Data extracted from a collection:

::::

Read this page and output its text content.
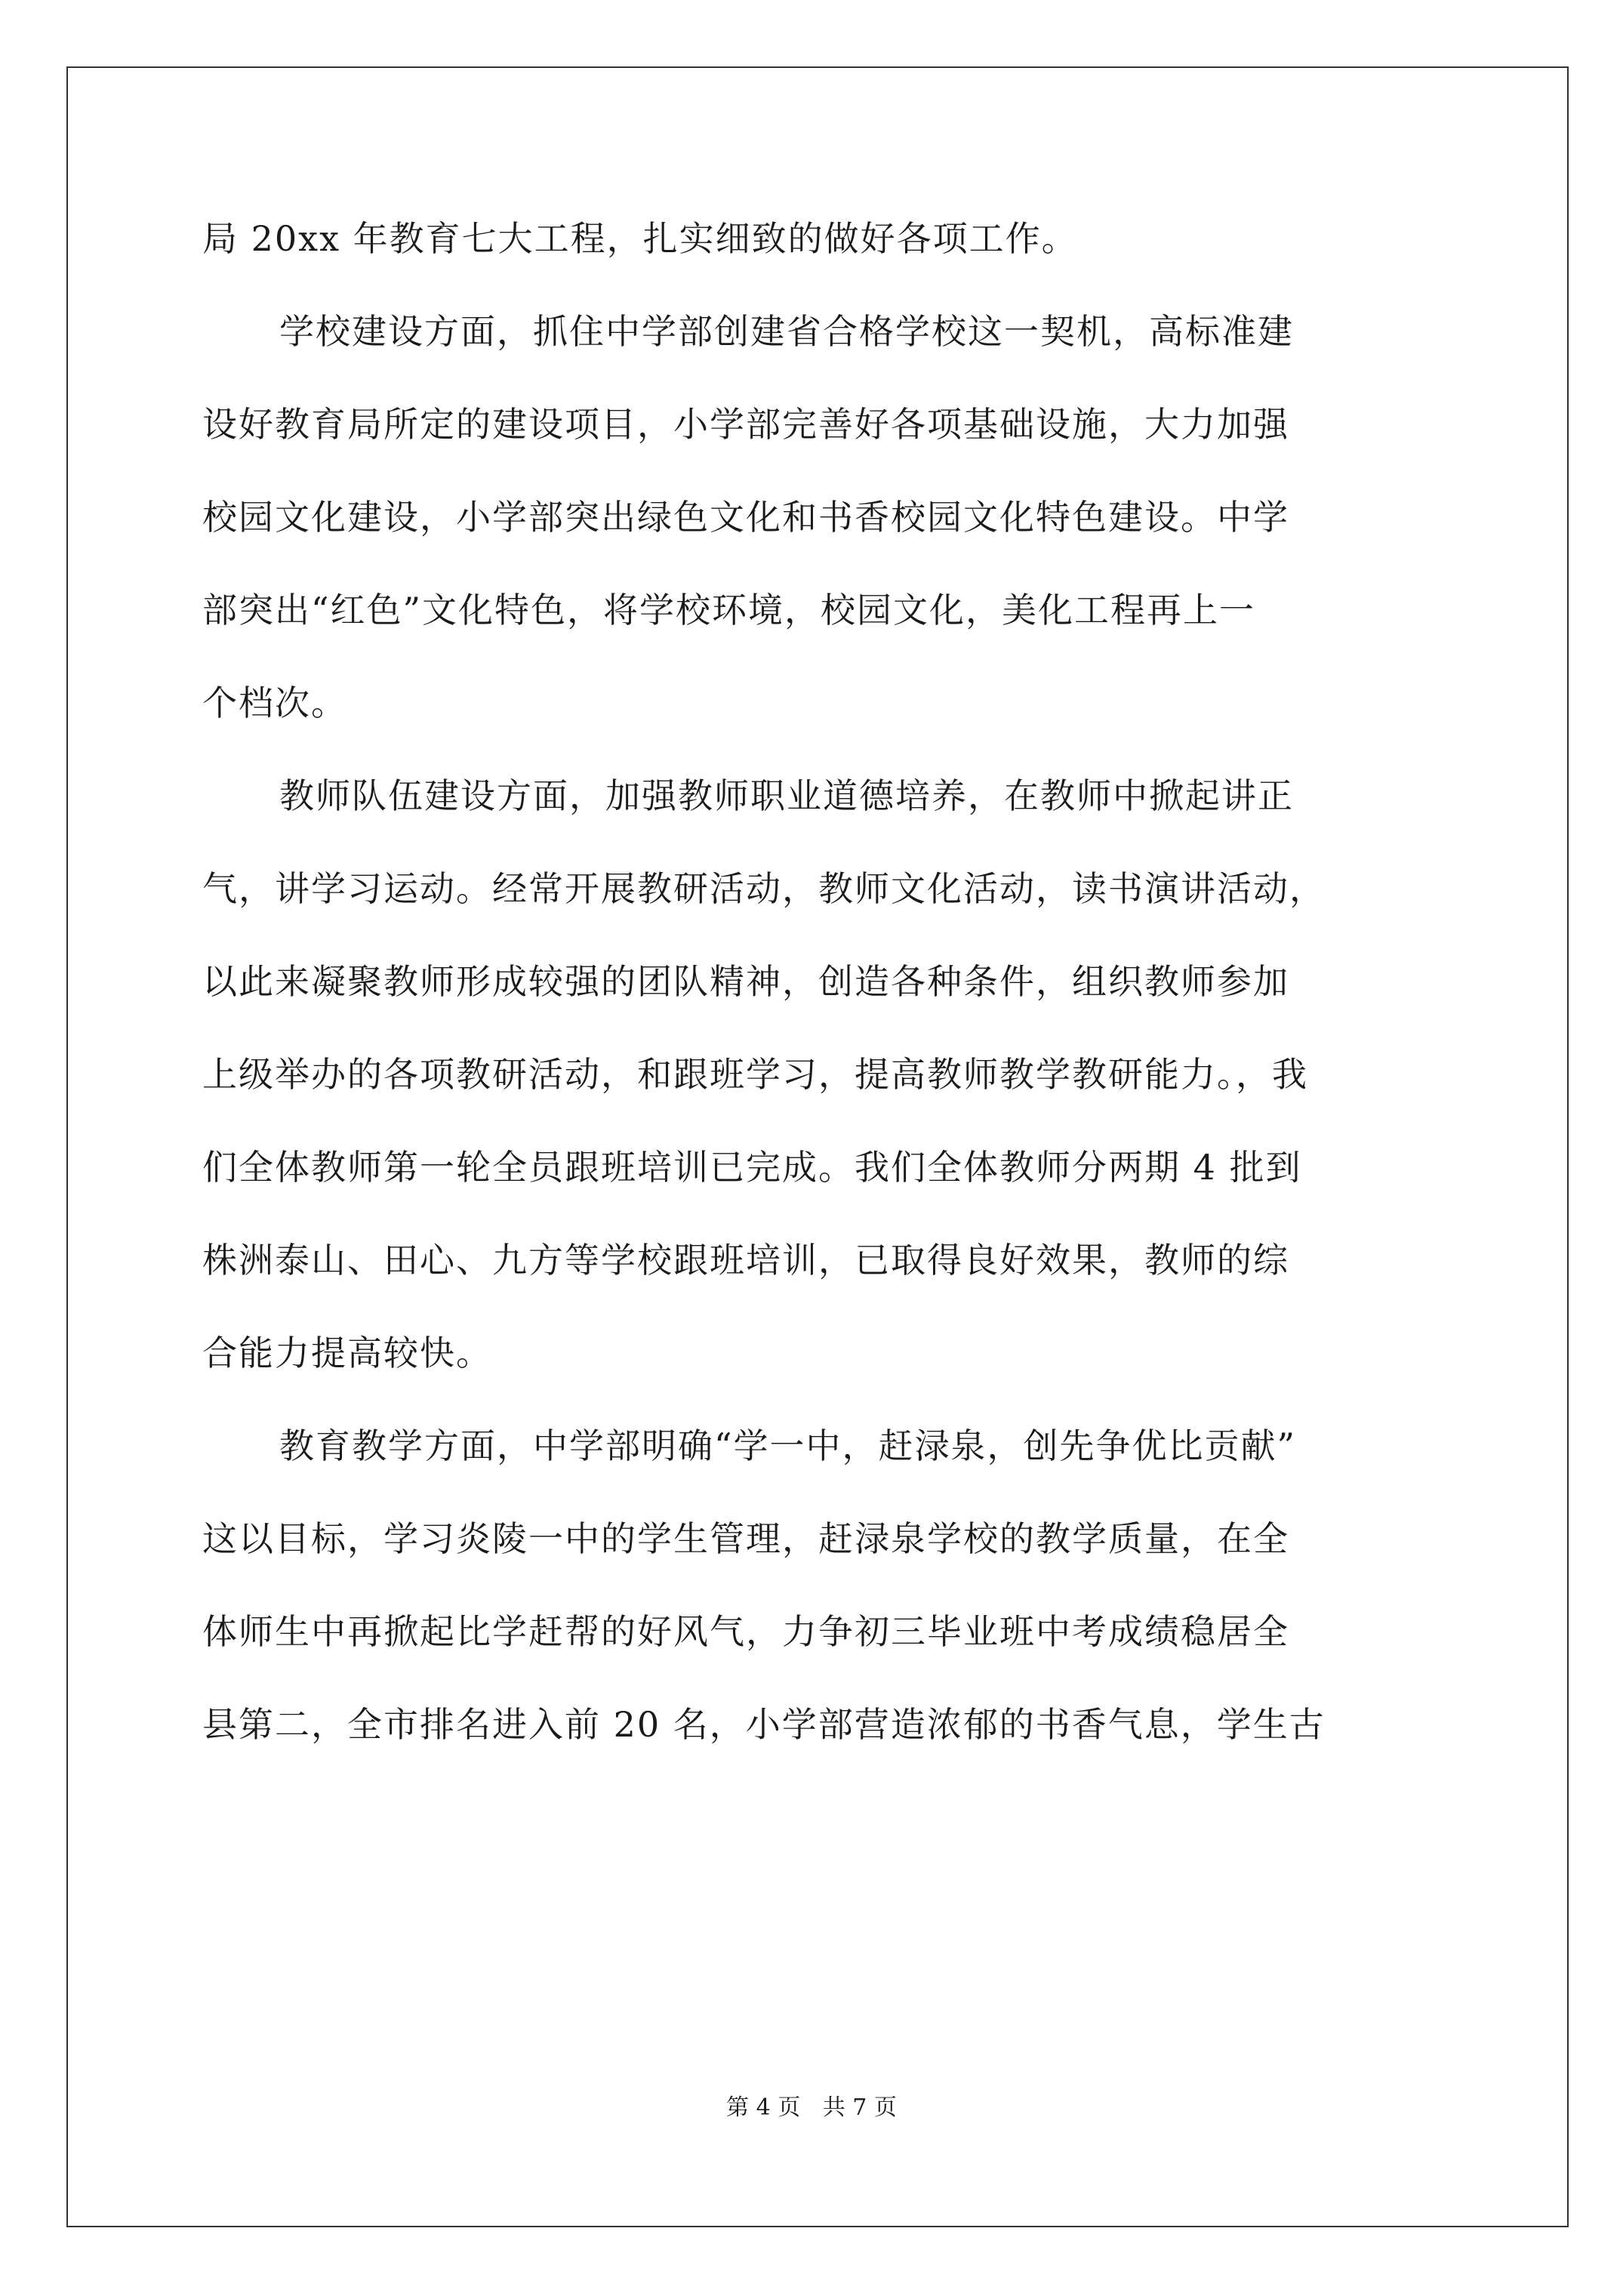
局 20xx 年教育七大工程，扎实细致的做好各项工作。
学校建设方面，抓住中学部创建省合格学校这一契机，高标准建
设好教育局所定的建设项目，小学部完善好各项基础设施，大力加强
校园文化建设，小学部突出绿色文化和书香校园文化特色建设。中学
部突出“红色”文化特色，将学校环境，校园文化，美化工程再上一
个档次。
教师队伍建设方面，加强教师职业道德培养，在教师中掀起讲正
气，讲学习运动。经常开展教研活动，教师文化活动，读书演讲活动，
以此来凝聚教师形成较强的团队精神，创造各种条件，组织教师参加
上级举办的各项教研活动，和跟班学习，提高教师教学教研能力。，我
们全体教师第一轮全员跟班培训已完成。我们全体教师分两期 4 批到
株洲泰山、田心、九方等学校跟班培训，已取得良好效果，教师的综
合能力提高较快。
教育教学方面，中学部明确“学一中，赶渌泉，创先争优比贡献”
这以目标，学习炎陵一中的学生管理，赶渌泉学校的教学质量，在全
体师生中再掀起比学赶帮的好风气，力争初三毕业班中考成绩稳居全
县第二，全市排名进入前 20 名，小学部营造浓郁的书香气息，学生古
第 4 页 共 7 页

::::

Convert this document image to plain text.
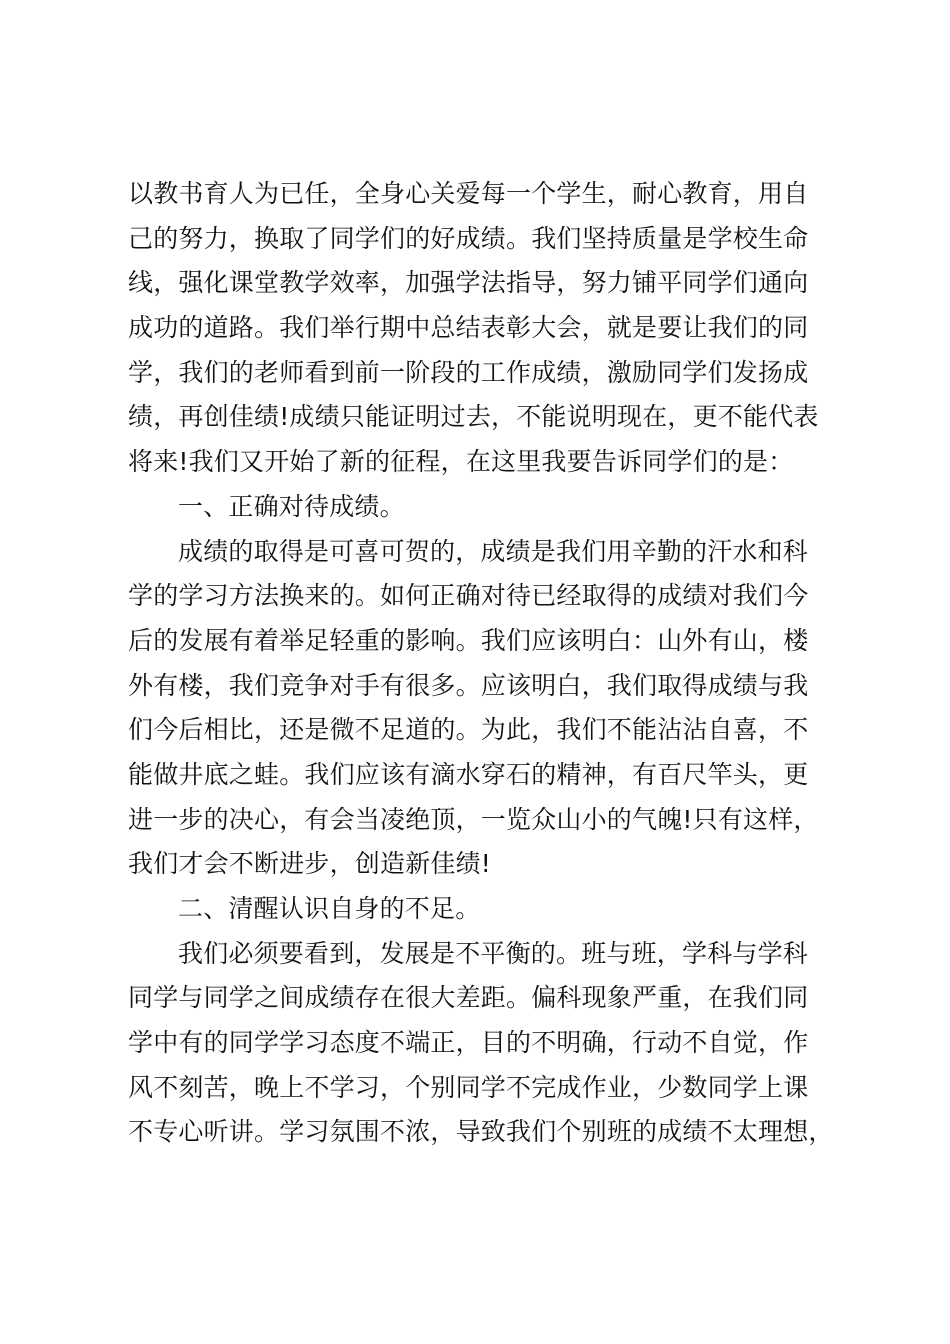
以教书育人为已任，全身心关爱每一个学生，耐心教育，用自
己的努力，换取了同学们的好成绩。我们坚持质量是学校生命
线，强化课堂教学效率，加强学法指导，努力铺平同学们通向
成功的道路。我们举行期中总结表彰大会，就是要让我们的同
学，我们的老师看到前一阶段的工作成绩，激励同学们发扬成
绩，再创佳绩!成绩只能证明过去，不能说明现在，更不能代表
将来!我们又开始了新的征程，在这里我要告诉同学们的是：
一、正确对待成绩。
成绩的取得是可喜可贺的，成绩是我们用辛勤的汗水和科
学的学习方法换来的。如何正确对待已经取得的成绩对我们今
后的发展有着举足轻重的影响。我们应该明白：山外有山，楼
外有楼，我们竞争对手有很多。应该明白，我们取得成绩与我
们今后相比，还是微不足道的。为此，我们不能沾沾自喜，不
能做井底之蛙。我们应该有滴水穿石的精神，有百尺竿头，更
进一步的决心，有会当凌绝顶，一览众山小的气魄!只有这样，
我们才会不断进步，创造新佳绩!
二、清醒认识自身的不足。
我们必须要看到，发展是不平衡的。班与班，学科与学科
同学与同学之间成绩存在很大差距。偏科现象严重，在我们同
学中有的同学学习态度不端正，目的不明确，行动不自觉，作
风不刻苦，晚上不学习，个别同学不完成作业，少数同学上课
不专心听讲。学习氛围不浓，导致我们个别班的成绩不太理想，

::::

Copy each line of the listing that includes "this".

EXERCISE ANSWER:
Read this page and output its text content.
Convert this document image to plain text.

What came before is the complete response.